Request =
Reproduce the records below in full and exactly, without their images.

Given records =
• • • •

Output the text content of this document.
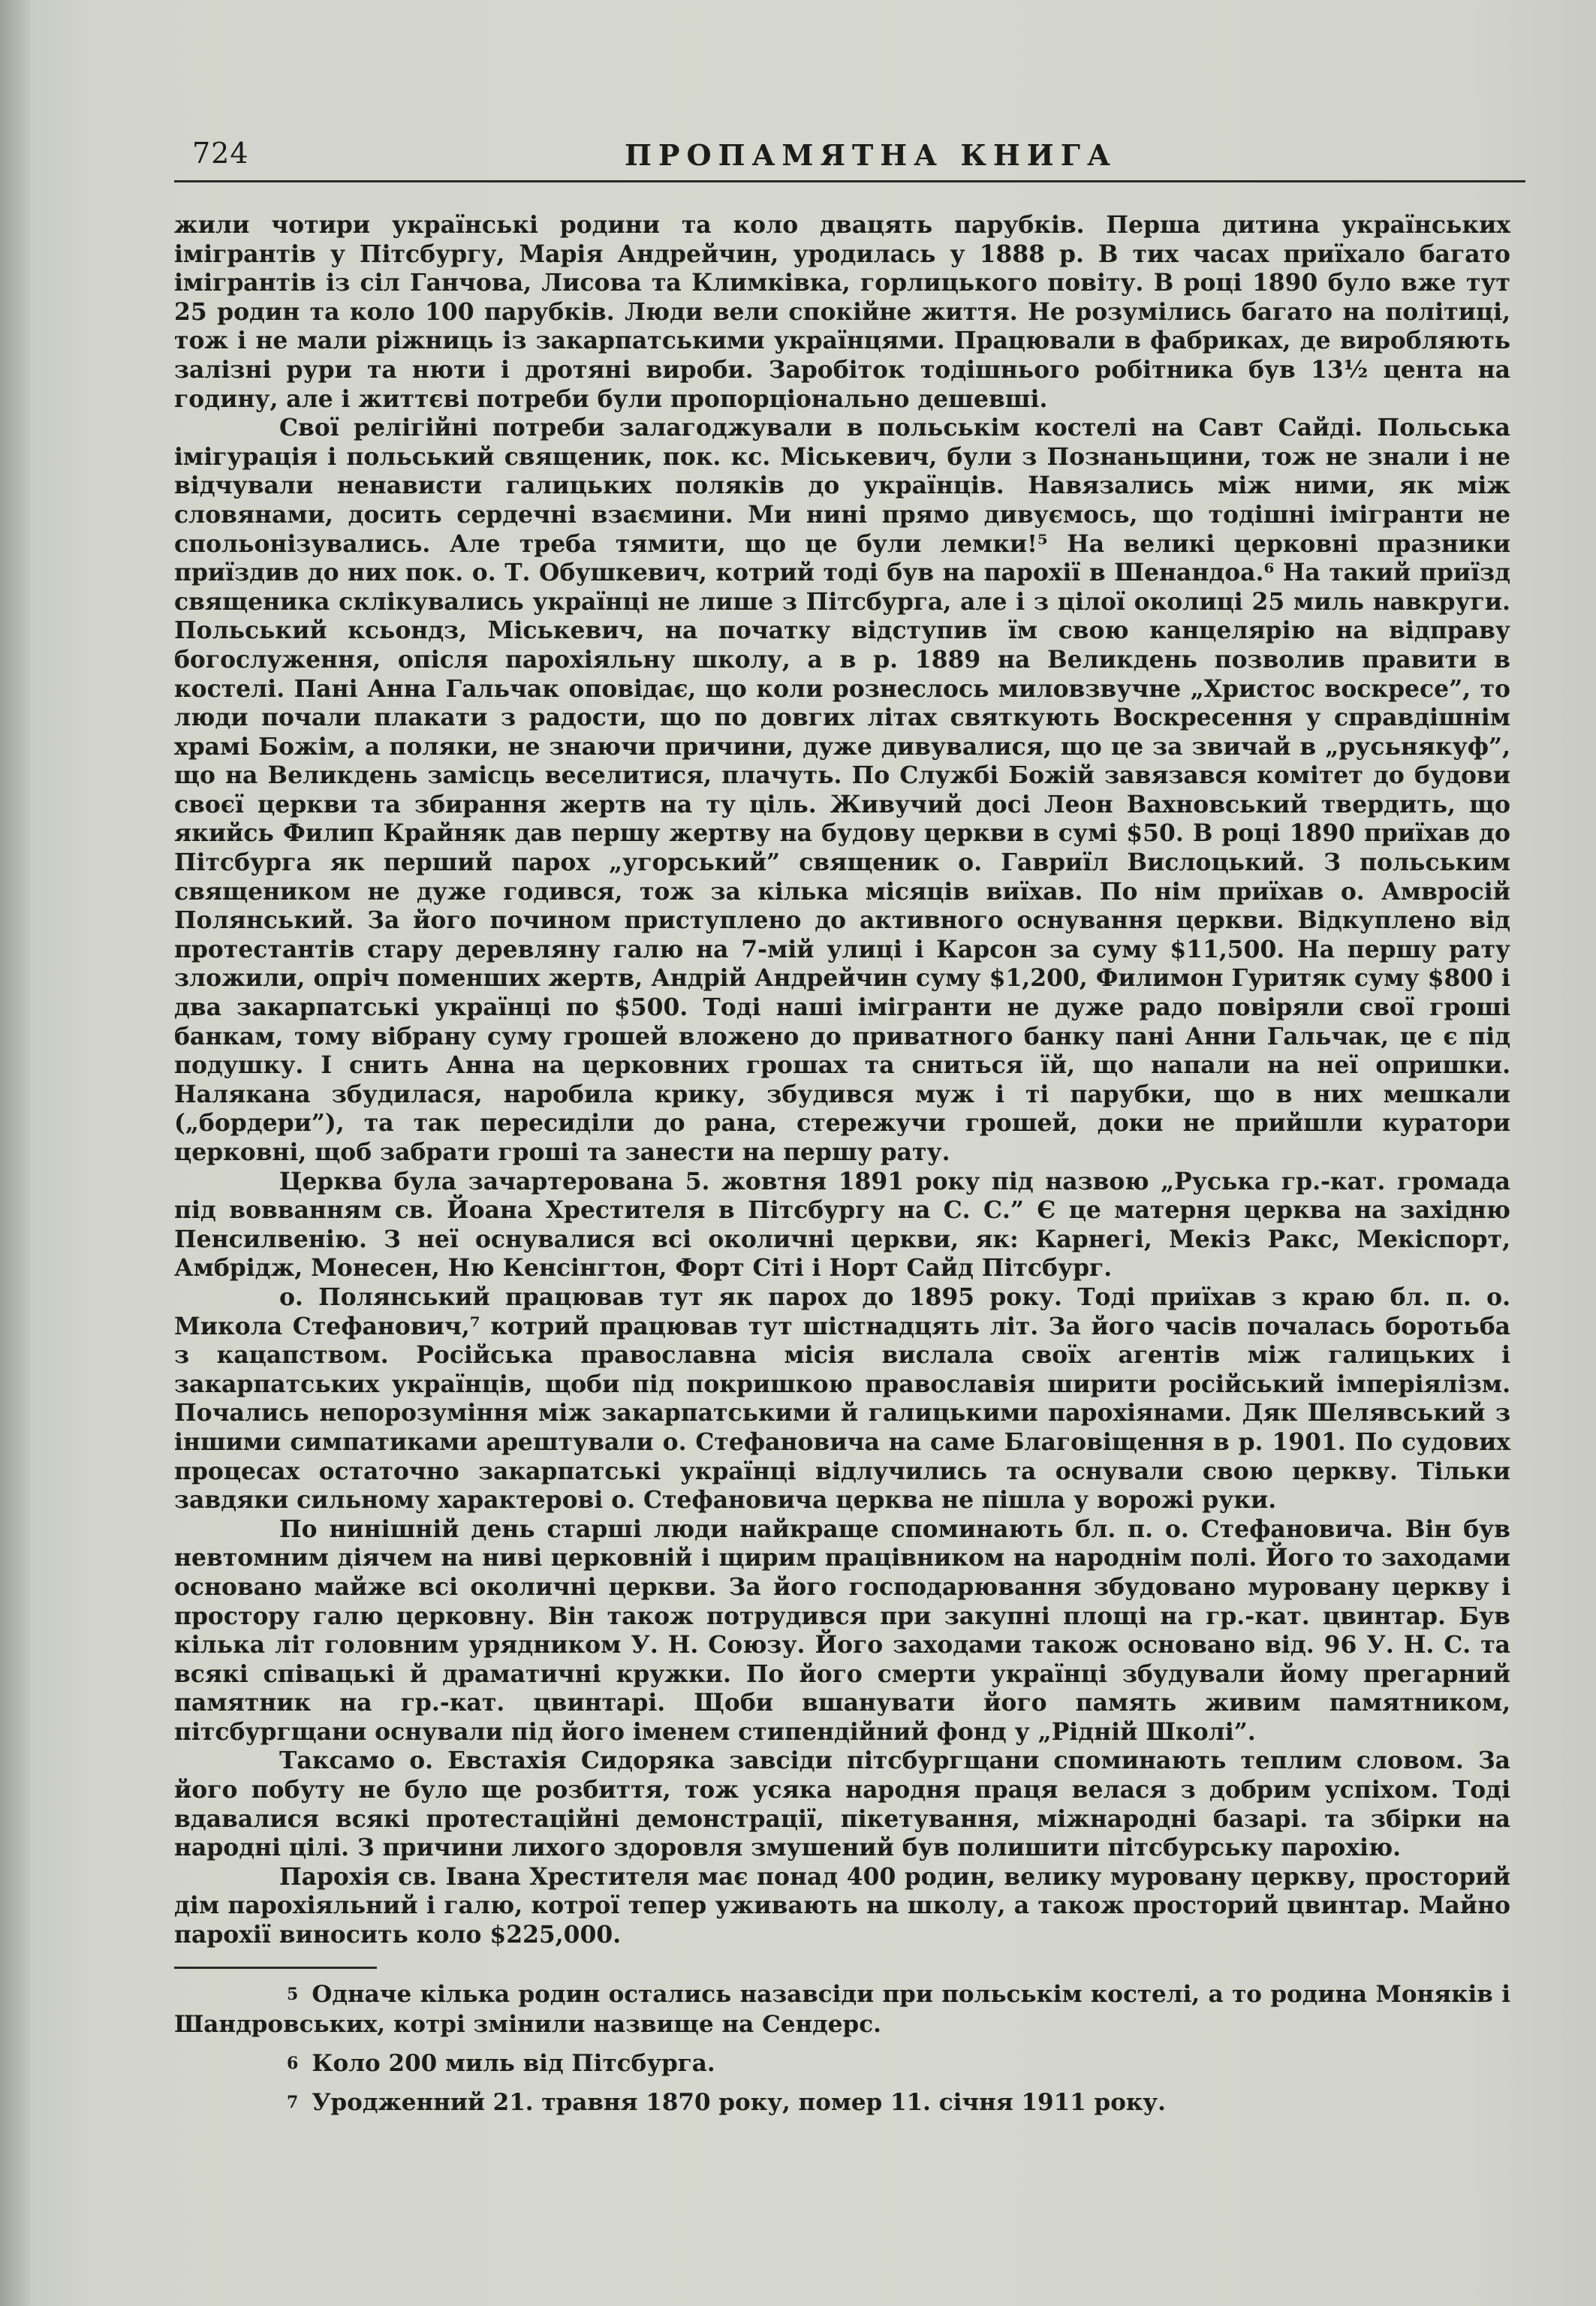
724	ПРОПАМЯТНА КНИГА

жили чотири українські родини та коло двацять парубків. Перша дитина українських імігрантів у Пітсбургу, Марія Андрейчин, уродилась у 1888 р. В тих часах приїхало багато імігрантів із сіл Ганчова, Лисова та Климківка, горлицького повіту. В році 1890 було вже тут 25 родин та коло 100 парубків. Люди вели спокійне життя. Не розумілись багато на політиці, тож і не мали ріжниць із закарпатськими українцями. Працювали в фабриках, де виробляють залізні рури та нюти і дротяні вироби. Заробіток тодішнього робітника був 13½ цента на годину, але і життєві потреби були пропорціонально дешевші.

Свої релігійні потреби залагоджували в польськім костелі на Савт Сайді. Польська імігурація і польський священик, пок. кс. Міськевич, були з Познаньщини, тож не знали і не відчували ненависти галицьких поляків до українців. Навязались між ними, як між словянами, досить сердечні взаємини. Ми нині прямо дивуємось, що тодішні імігранти не спольонізувались. Але треба тямити, що це були лемки!⁵ На великі церковні празники приїздив до них пок. о. Т. Обушкевич, котрий тоді був на парохії в Шенандоа.⁶ На такий приїзд священика склікувались українці не лише з Пітсбурга, але і з цілої околиці 25 миль навкруги. Польський ксьондз, Міськевич, на початку відступив їм свою канцелярію на відправу богослуження, опісля парохіяльну школу, а в р. 1889 на Великдень позволив правити в костелі. Пані Анна Гальчак оповідає, що коли рознеслось миловзвучне „Христос воскресе”, то люди почали плакати з радости, що по довгих літах святкують Воскресення у справдішнім храмі Божім, а поляки, не знаючи причини, дуже дивувалися, що це за звичай в „русьнякуф”, що на Великдень замісць веселитися, плачуть. По Службі Божій завязався комітет до будови своєї церкви та збирання жертв на ту ціль. Живучий досі Леон Вахновський твердить, що якийсь Филип Крайняк дав першу жертву на будову церкви в сумі $50. В році 1890 приїхав до Пітсбурга як перший парох „угорський” священик о. Гавриїл Вислоцький. З польським священиком не дуже годився, тож за кілька місяців виїхав. По нім приїхав о. Амвросій Полянський. За його почином приступлено до активного оснування церкви. Відкуплено від протестантів стару деревляну галю на 7-мій улиці і Карсон за суму $11,500. На першу рату зложили, опріч поменших жертв, Андрій Андрейчин суму $1,200, Филимон Гуритяк суму $800 і два закарпатські українці по $500. Тоді наші імігранти не дуже радо повіряли свої гроші банкам, тому вібрану суму грошей вложено до приватного банку пані Анни Гальчак, це є під подушку. І снить Анна на церковних грошах та сниться їй, що напали на неї опришки. Налякана збудилася, наробила крику, збудився муж і ті парубки, що в них мешкали („бордери”), та так пересиділи до рана, стережучи грошей, доки не прийшли куратори церковні, щоб забрати гроші та занести на першу рату.

Церква була зачартерована 5. жовтня 1891 року під назвою „Руська гр.-кат. громада під вовванням св. Йоана Хрестителя в Пітсбургу на С. С.” Є це матерня церква на західню Пенсилвенію. З неї оснувалися всі околичні церкви, як: Карнегі, Мекіз Ракс, Мекіспорт, Амбрідж, Монесен, Ню Кенсінгтон, Форт Сіті і Норт Сайд Пітсбург.

о. Полянський працював тут як парох до 1895 року. Тоді приїхав з краю бл. п. о. Микола Стефанович,⁷ котрий працював тут шістнадцять літ. За його часів почалась боротьба з кацапством. Російська православна місія вислала своїх агентів між галицьких і закарпатських українців, щоби під покришкою православія ширити російський імперіялізм. Почались непорозуміння між закарпатськими й галицькими парохіянами. Дяк Шелявський з іншими симпатиками арештували о. Стефановича на саме Благовіщення в р. 1901. По судових процесах остаточно закарпатські українці відлучились та оснували свою церкву. Тільки завдяки сильному характерові о. Стефановича церква не пішла у ворожі руки.

По нинішній день старші люди найкраще споминають бл. п. о. Стефановича. Він був невтомним діячем на ниві церковній і щирим працівником на народнім полі. Його то заходами основано майже всі околичні церкви. За його господарювання збудовано муровану церкву і простору галю церковну. Він також потрудився при закупні площі на гр.-кат. цвинтар. Був кілька літ головним урядником У. Н. Союзу. Його заходами також основано від. 96 У. Н. С. та всякі співацькі й драматичні кружки. По його смерти українці збудували йому прегарний памятник на гр.-кат. цвинтарі. Щоби вшанувати його память живим памятником, пітсбургщани оснували під його іменем стипендійний фонд у „Рідній Школі”.

Таксамо о. Евстахія Сидоряка завсіди пітсбургщани споминають теплим словом. За його побуту не було ще розбиття, тож усяка народня праця велася з добрим успіхом. Тоді вдавалися всякі протестаційні демонстрації, пікетування, міжнародні базарі. та збірки на народні цілі. З причини лихого здоровля змушений був полишити пітсбурську парохію.

Парохія св. Івана Хрестителя має понад 400 родин, велику муровану церкву, просторий дім парохіяльний і галю, котрої тепер уживають на школу, а також просторий цвинтар. Майно парохії виносить коло $225,000.

$^5$ Одначе кілька родин остались назавсіди при польськім костелі, а то родина Моняків і Шандровських, котрі змінили назвище на Сендерс.

$^6$ Коло 200 миль від Пітсбурга.

$^7$ Уродженний 21. травня 1870 року, помер 11. січня 1911 року.
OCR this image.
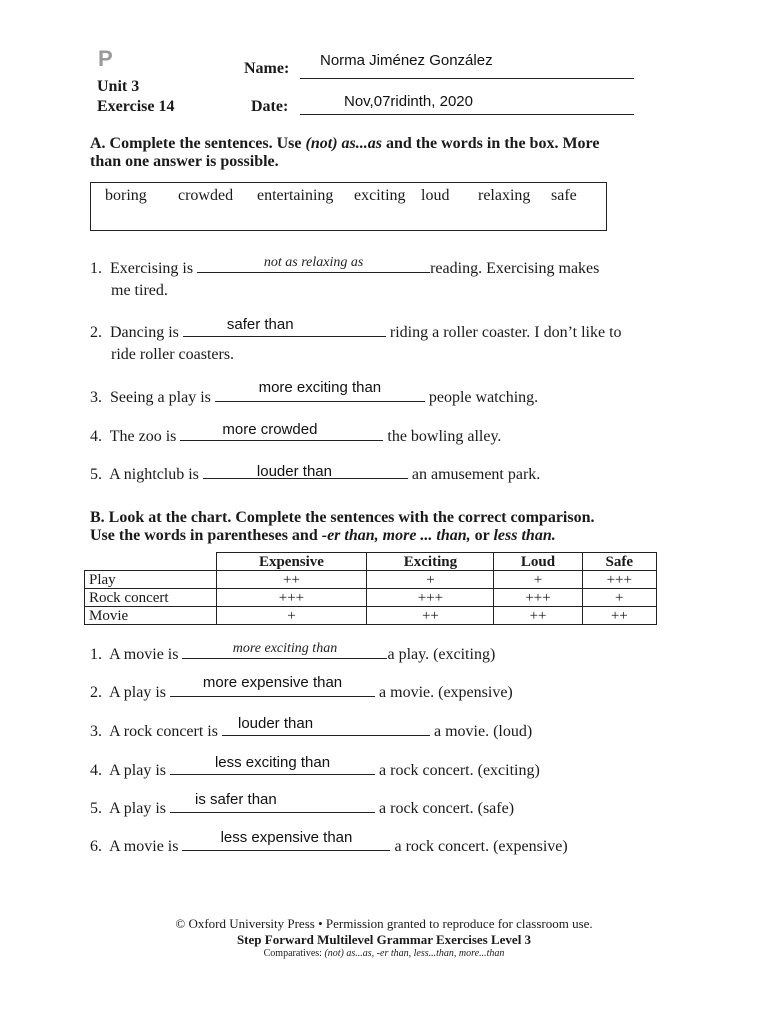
P
Unit 3
Exercise 14
Name: Norma Jiménez González
Date:	Nov,07ridinth, 2020
A. Complete the sentences. Use (not) as...as and the words in the box. More
than one answer is possible.
boring crowded entertaining exciting loud relaxing safe
1. Exercising is	not as relaxing as	reading. Exercising makes
me tired.
2. Dancing is	safer than	riding a roller coaster. I don’t like to
ride roller coasters.
3. Seeing a play is
more exciting than
people watching.
4. The zoo is	more crowded	the bowling alley.
5. A nightclub is	louder than	an amusement park.
B. Look at the chart. Complete the sentences with the correct comparison.
Use the words in parentheses and -er than, more ... than, or less than.
	Expensive	Exciting	Loud	Safe
Play	++	+	+	+++
Rock concert	+++	+++	+++	+
Movie	+	++	++	++
1. A movie is	more exciting than	a play. (exciting)
2. A play is
more expensive than
a movie. (expensive)
3. A rock concert is	louder than	a movie. (loud)
4. A play is	less exciting than	a rock concert. (exciting)
5. A play is
is safer than
a rock concert. (safe)
6. A movie is
less expensive than
a rock concert. (expensive)
© Oxford University Press • Permission granted to reproduce for classroom use.
Step Forward Multilevel Grammar Exercises Level 3
Comparatives: (not) as...as, -er than, less...than, more...than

• • • •

Exercise solution =
Output the text content of this document.
724	ПРОПАМЯТНА КНИГА

жили чотири українські родини та коло двацять парубків. Перша дитина українських імігрантів у Пітсбургу, Марія Андрейчин, уродилась у 1888 р. В тих часах приїхало багато імігрантів із сіл Ганчова, Лисова та Климківка, горлицького повіту. В році 1890 було вже тут 25 родин та коло 100 парубків. Люди вели спокійне життя. Не розумілись багато на політиці, тож і не мали ріжниць із закарпатськими українцями. Працювали в фабриках, де виробляють залізні рури та нюти і дротяні вироби. Заробіток тодішнього робітника був 13½ цента на годину, але і життєві потреби були пропорціонально дешевші.

Свої релігійні потреби залагоджували в польськім костелі на Савт Сайді. Польська імігурація і польський священик, пок. кс. Міськевич, були з Познаньщини, тож не знали і не відчували ненависти галицьких поляків до українців. Навязались між ними, як між словянами, досить сердечні взаємини. Ми нині прямо дивуємось, що тодішні імігранти не спольонізувались. Але треба тямити, що це були лемки!⁵ На великі церковні празники приїздив до них пок. о. Т. Обушкевич, котрий тоді був на парохії в Шенандоа.⁶ На такий приїзд священика склікувались українці не лише з Пітсбурга, але і з цілої околиці 25 миль навкруги. Польський ксьондз, Міськевич, на початку відступив їм свою канцелярію на відправу богослуження, опісля парохіяльну школу, а в р. 1889 на Великдень позволив правити в костелі. Пані Анна Гальчак оповідає, що коли рознеслось миловзвучне „Христос воскресе”, то люди почали плакати з радости, що по довгих літах святкують Воскресення у справдішнім храмі Божім, а поляки, не знаючи причини, дуже дивувалися, що це за звичай в „русьнякуф”, що на Великдень замісць веселитися, плачуть. По Службі Божій завязався комітет до будови своєї церкви та збирання жертв на ту ціль. Живучий досі Леон Вахновський твердить, що якийсь Филип Крайняк дав першу жертву на будову церкви в сумі $50. В році 1890 приїхав до Пітсбурга як перший парох „угорський” священик о. Гавриїл Вислоцький. З польським священиком не дуже годився, тож за кілька місяців виїхав. По нім приїхав о. Амвросій Полянський. За його почином приступлено до активного оснування церкви. Відкуплено від протестантів стару деревляну галю на 7-мій улиці і Карсон за суму $11,500. На першу рату зложили, опріч поменших жертв, Андрій Андрейчин суму $1,200, Филимон Гуритяк суму $800 і два закарпатські українці по $500. Тоді наші імігранти не дуже радо повіряли свої гроші банкам, тому вібрану суму грошей вложено до приватного банку пані Анни Гальчак, це є під подушку. І снить Анна на церковних грошах та сниться їй, що напали на неї опришки. Налякана збудилася, наробила крику, збудився муж і ті парубки, що в них мешкали („бордери”), та так пересиділи до рана, стережучи грошей, доки не прийшли куратори церковні, щоб забрати гроші та занести на першу рату.

Церква була зачартерована 5. жовтня 1891 року під назвою „Руська гр.-кат. громада під вовванням св. Йоана Хрестителя в Пітсбургу на С. С.” Є це матерня церква на західню Пенсилвенію. З неї оснувалися всі околичні церкви, як: Карнегі, Мекіз Ракс, Мекіспорт, Амбрідж, Монесен, Ню Кенсінгтон, Форт Сіті і Норт Сайд Пітсбург.

о. Полянський працював тут як парох до 1895 року. Тоді приїхав з краю бл. п. о. Микола Стефанович,⁷ котрий працював тут шістнадцять літ. За його часів почалась боротьба з кацапством. Російська православна місія вислала своїх агентів між галицьких і закарпатських українців, щоби під покришкою православія ширити російський імперіялізм. Почались непорозуміння між закарпатськими й галицькими парохіянами. Дяк Шелявський з іншими симпатиками арештували о. Стефановича на саме Благовіщення в р. 1901. По судових процесах остаточно закарпатські українці відлучились та оснували свою церкву. Тільки завдяки сильному характерові о. Стефановича церква не пішла у ворожі руки.

По нинішній день старші люди найкраще споминають бл. п. о. Стефановича. Він був невтомним діячем на ниві церковній і щирим працівником на народнім полі. Його то заходами основано майже всі околичні церкви. За його господарювання збудовано муровану церкву і простору галю церковну. Він також потрудився при закупні площі на гр.-кат. цвинтар. Був кілька літ головним урядником У. Н. Союзу. Його заходами також основано від. 96 У. Н. С. та всякі співацькі й драматичні кружки. По його смерти українці збудували йому прегарний памятник на гр.-кат. цвинтарі. Щоби вшанувати його память живим памятником, пітсбургщани оснували під його іменем стипендійний фонд у „Рідній Школі”.

Таксамо о. Евстахія Сидоряка завсіди пітсбургщани споминають теплим словом. За його побуту не було ще розбиття, тож усяка народня праця велася з добрим успіхом. Тоді вдавалися всякі протестаційні демонстрації, пікетування, міжнародні базарі. та збірки на народні цілі. З причини лихого здоровля змушений був полишити пітсбурську парохію.

Парохія св. Івана Хрестителя має понад 400 родин, велику муровану церкву, просторий дім парохіяльний і галю, котрої тепер уживають на школу, а також просторий цвинтар. Майно парохії виносить коло $225,000.

$^5$ Одначе кілька родин остались назавсіди при польськім костелі, а то родина Моняків і Шандровських, котрі змінили назвище на Сендерс.

$^6$ Коло 200 миль від Пітсбурга.

$^7$ Уродженний 21. травня 1870 року, помер 11. січня 1911 року.
OCR this image.
P
Unit 3
Exercise 14
Name: Norma Jiménez González
Date:	Nov,07ridinth, 2020
A. Complete the sentences. Use (not) as...as and the words in the box. More
than one answer is possible.
boring crowded entertaining exciting loud relaxing safe
1. Exercising is	not as relaxing as	reading. Exercising makes
me tired.
2. Dancing is	safer than	riding a roller coaster. I don’t like to
ride roller coasters.
3. Seeing a play is
more exciting than
people watching.
4. The zoo is	more crowded	the bowling alley.
5. A nightclub is	louder than	an amusement park.
B. Look at the chart. Complete the sentences with the correct comparison.
Use the words in parentheses and -er than, more ... than, or less than.
	Expensive	Exciting	Loud	Safe
Play	++	+	+	+++
Rock concert	+++	+++	+++	+
Movie	+	++	++	++
1. A movie is	more exciting than	a play. (exciting)
2. A play is
more expensive than
a movie. (expensive)
3. A rock concert is	louder than	a movie. (loud)
4. A play is	less exciting than	a rock concert. (exciting)
5. A play is
is safer than
a rock concert. (safe)
6. A movie is
less expensive than
a rock concert. (expensive)
© Oxford University Press • Permission granted to reproduce for classroom use.
Step Forward Multilevel Grammar Exercises Level 3
Comparatives: (not) as...as, -er than, less...than, more...than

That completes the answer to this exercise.